§ The exercise
All lines featuring the string "энергией" are to be listed.

────────────────────

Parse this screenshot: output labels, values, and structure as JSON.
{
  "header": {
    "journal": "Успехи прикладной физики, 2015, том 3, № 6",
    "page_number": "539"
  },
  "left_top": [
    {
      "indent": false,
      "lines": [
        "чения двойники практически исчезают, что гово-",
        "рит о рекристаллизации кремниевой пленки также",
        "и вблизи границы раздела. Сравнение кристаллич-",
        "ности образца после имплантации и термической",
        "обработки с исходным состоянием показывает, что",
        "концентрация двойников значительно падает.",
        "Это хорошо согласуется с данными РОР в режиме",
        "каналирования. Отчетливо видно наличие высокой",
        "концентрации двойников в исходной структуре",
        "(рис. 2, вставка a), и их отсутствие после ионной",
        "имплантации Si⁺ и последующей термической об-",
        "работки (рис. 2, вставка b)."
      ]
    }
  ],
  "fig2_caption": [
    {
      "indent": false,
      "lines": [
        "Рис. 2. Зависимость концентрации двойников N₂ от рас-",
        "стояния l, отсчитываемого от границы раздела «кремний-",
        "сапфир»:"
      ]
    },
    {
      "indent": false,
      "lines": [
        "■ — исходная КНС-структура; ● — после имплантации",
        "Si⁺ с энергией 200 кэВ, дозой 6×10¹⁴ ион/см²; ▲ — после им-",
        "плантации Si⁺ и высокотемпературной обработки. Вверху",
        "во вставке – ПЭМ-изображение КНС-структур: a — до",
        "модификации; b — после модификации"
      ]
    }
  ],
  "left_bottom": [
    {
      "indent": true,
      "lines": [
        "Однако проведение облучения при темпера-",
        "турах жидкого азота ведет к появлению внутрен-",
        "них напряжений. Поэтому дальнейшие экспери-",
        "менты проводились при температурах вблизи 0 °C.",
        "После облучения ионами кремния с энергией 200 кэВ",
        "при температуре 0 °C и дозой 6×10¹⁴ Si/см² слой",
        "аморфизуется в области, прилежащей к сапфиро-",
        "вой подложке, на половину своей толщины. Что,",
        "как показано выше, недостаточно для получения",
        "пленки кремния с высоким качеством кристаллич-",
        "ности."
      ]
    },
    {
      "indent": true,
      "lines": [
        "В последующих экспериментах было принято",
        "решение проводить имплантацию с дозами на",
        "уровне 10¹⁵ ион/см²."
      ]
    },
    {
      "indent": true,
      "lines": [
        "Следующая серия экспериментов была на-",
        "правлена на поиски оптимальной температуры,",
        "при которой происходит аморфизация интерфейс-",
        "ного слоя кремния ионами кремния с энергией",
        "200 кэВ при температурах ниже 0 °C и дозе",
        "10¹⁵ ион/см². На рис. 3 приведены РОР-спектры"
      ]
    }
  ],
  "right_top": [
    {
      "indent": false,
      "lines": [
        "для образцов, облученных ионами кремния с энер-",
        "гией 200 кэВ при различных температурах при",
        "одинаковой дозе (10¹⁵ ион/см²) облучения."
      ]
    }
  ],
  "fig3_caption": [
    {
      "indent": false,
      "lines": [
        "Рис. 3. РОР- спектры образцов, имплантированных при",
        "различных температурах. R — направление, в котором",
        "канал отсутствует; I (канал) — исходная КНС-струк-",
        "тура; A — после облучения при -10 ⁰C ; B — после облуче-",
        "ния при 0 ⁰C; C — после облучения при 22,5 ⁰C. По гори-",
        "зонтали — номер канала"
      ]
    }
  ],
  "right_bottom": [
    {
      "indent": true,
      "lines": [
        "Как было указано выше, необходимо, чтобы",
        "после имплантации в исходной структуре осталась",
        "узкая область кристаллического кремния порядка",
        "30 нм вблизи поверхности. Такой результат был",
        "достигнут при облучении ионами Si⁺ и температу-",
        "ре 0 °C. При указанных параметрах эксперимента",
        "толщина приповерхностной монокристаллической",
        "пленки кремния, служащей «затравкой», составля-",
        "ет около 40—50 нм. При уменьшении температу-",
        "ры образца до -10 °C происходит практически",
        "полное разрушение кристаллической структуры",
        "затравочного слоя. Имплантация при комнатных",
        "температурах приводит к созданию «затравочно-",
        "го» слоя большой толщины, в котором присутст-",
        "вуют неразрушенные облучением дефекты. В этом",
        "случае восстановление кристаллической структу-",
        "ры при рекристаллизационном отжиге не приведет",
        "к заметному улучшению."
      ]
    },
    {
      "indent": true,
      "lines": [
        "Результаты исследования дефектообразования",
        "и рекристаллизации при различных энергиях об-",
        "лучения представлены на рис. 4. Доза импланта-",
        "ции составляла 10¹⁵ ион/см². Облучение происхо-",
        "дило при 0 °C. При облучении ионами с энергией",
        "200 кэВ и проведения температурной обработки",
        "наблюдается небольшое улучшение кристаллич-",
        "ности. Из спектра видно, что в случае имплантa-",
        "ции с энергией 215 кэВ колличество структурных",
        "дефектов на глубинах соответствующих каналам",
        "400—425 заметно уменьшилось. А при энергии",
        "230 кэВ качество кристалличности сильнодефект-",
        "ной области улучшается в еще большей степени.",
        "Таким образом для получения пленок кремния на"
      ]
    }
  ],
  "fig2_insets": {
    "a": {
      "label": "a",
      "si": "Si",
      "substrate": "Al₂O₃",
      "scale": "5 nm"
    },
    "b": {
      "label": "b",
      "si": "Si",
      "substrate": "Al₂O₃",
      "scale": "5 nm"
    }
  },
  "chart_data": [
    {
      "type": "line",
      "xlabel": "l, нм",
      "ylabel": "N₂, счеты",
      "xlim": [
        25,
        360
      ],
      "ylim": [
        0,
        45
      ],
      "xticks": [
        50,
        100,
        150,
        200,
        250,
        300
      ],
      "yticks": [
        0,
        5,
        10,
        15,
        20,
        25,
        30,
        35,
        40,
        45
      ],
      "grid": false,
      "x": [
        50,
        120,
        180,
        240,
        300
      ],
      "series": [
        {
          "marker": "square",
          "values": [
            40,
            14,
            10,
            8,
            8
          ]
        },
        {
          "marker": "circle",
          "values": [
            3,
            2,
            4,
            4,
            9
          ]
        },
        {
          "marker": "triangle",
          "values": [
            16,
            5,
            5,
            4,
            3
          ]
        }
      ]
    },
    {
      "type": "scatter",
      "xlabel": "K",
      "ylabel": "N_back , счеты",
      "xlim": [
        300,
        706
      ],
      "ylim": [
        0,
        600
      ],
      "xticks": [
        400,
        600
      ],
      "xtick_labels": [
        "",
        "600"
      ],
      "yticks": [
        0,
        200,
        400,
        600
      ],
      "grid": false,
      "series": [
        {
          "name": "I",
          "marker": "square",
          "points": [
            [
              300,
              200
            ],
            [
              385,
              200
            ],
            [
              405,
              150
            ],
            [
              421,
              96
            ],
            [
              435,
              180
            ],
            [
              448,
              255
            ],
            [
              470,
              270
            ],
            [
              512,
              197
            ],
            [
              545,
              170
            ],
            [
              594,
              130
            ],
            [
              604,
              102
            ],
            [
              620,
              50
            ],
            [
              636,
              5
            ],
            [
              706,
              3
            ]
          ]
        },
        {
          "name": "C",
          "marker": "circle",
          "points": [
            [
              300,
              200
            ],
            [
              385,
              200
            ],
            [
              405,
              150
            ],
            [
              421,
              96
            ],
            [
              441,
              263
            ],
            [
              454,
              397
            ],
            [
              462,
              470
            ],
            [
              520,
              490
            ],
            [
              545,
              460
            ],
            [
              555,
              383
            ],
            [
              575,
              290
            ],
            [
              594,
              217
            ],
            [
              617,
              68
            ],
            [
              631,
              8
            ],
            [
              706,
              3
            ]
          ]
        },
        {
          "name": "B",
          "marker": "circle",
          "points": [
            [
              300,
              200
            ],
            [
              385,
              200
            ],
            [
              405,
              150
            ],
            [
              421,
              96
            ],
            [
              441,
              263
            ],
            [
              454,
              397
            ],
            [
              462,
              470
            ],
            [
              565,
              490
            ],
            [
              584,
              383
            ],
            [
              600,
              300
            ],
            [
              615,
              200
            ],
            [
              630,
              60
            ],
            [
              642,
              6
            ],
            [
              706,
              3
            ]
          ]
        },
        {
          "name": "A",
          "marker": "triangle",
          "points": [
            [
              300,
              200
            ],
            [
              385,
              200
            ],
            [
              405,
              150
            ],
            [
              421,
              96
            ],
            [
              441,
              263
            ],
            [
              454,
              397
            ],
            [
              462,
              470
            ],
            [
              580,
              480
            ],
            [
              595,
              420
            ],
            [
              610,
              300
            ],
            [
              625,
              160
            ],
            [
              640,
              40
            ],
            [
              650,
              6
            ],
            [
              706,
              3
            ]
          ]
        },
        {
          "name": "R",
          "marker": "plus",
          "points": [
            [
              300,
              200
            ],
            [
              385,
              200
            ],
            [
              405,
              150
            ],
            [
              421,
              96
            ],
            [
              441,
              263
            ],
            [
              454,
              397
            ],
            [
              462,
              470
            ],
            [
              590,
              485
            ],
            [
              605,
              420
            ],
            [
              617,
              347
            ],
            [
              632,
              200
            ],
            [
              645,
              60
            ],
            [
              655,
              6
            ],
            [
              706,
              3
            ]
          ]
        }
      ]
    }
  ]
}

────────────────────

§ Task output
        "Si⁺ с энергией 200 кэВ, дозой 6×10¹⁴ ион/см²; ▲ — после им-",
        "После облучения ионами кремния с энергией 200 кэВ",
        "ного слоя кремния ионами кремния с энергией",
        "дило при 0 °C. При облучении ионами с энергией",
        "ции с энергией 215 кэВ колличество структурных",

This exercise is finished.